[Start Materials provided]

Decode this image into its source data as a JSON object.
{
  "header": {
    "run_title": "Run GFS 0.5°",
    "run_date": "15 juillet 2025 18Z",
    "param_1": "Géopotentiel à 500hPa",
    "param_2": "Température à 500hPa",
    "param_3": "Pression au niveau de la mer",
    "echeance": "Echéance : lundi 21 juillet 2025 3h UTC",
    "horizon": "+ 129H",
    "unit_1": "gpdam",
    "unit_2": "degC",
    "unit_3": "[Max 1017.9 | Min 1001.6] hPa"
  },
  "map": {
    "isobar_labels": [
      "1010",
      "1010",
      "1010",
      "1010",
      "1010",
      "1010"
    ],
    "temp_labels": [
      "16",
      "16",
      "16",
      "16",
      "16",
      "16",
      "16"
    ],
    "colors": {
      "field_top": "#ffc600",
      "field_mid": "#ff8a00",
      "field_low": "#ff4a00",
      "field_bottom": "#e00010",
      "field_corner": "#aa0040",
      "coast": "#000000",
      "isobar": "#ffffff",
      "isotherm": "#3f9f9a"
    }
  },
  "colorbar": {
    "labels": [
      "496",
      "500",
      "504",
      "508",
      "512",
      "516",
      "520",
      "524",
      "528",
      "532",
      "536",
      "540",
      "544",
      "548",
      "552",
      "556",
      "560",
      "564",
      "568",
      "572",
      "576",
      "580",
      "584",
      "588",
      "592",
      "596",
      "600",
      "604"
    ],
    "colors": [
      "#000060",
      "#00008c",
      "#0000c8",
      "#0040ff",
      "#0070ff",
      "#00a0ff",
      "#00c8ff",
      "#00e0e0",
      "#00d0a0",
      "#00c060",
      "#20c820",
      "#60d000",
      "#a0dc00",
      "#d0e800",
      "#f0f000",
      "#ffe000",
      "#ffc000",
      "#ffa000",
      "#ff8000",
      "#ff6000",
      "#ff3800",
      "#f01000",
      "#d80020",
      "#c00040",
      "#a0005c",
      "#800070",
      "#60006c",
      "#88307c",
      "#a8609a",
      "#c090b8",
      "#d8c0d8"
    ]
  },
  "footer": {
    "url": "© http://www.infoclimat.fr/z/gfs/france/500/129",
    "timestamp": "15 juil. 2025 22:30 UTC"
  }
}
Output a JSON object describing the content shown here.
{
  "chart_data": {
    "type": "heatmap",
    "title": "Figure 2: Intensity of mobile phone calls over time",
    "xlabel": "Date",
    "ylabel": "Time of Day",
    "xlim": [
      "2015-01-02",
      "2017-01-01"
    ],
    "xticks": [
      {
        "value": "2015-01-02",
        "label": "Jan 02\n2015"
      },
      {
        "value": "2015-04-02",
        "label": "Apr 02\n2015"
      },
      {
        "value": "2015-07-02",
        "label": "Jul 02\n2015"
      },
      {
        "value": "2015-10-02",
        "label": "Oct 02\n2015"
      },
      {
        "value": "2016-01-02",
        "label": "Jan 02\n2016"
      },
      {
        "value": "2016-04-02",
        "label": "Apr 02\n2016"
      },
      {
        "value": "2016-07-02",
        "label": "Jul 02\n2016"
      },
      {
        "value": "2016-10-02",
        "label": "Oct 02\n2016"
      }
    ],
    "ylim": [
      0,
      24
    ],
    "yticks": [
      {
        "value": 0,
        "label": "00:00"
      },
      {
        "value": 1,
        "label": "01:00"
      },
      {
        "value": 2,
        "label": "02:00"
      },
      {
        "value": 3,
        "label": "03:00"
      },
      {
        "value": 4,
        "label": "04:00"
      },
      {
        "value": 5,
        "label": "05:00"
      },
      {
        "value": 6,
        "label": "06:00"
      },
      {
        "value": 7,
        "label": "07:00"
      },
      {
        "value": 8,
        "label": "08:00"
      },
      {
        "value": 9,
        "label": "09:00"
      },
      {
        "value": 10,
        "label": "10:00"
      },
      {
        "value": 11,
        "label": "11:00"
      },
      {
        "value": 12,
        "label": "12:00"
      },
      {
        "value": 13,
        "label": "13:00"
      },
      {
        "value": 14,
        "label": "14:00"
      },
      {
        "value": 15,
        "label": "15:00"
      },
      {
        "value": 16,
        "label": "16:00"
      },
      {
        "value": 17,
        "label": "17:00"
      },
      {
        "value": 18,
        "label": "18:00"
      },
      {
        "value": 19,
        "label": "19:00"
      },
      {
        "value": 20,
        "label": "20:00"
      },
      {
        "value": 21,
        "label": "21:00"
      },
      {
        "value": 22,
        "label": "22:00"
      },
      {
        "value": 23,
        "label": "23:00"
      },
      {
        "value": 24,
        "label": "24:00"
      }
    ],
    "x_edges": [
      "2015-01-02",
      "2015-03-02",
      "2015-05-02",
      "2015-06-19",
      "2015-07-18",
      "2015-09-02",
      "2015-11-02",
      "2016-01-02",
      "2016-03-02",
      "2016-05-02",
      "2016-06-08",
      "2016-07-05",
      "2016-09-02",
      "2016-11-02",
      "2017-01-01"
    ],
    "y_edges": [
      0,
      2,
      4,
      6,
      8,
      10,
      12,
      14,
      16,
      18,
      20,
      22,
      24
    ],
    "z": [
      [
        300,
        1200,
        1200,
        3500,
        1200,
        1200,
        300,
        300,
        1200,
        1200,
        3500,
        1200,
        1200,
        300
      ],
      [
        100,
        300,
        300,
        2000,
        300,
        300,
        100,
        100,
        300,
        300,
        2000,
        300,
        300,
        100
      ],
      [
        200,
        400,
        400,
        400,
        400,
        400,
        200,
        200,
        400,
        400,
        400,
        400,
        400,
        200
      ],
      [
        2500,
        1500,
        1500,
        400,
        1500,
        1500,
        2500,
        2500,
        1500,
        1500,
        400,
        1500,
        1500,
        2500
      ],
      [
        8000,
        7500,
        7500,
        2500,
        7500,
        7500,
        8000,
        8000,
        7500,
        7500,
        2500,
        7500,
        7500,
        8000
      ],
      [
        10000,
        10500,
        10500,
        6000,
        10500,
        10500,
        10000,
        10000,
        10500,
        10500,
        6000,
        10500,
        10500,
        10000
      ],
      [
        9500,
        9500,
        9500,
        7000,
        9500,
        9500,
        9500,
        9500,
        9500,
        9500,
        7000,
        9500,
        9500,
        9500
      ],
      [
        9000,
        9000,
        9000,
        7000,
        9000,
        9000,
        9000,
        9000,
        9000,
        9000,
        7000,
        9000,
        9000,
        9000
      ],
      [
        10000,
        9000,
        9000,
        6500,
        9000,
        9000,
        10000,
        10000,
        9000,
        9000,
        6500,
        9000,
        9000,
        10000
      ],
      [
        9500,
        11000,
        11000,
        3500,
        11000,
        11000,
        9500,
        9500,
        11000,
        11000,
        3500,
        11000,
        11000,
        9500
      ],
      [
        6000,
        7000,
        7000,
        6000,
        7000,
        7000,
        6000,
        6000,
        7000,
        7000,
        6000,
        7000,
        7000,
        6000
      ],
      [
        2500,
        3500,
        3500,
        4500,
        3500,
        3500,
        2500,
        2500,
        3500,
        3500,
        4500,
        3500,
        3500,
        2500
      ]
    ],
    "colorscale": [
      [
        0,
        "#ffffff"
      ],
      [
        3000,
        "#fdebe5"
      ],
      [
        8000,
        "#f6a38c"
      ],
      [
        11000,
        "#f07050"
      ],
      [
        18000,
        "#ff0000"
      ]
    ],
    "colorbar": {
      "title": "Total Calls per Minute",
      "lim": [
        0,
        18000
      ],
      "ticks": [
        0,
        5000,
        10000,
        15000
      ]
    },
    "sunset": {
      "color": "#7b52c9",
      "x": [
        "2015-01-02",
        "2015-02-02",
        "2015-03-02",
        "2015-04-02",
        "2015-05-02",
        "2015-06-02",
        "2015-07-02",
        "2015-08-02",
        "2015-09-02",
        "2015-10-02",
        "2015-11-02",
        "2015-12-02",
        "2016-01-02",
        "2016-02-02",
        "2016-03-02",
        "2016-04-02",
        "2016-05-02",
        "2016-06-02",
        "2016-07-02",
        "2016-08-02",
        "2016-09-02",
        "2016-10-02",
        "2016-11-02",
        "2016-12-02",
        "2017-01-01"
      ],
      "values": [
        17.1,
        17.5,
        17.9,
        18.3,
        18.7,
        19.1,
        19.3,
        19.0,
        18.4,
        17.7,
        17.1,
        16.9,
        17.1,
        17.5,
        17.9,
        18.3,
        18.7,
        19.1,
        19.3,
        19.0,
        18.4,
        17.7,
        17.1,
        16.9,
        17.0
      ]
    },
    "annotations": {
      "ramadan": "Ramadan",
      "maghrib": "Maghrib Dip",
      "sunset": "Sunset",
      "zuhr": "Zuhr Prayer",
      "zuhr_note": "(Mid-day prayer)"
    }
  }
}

[End Materials provided]

Report how many lines in the data contain the word "juillet", with no words besides the number.

### Final result
2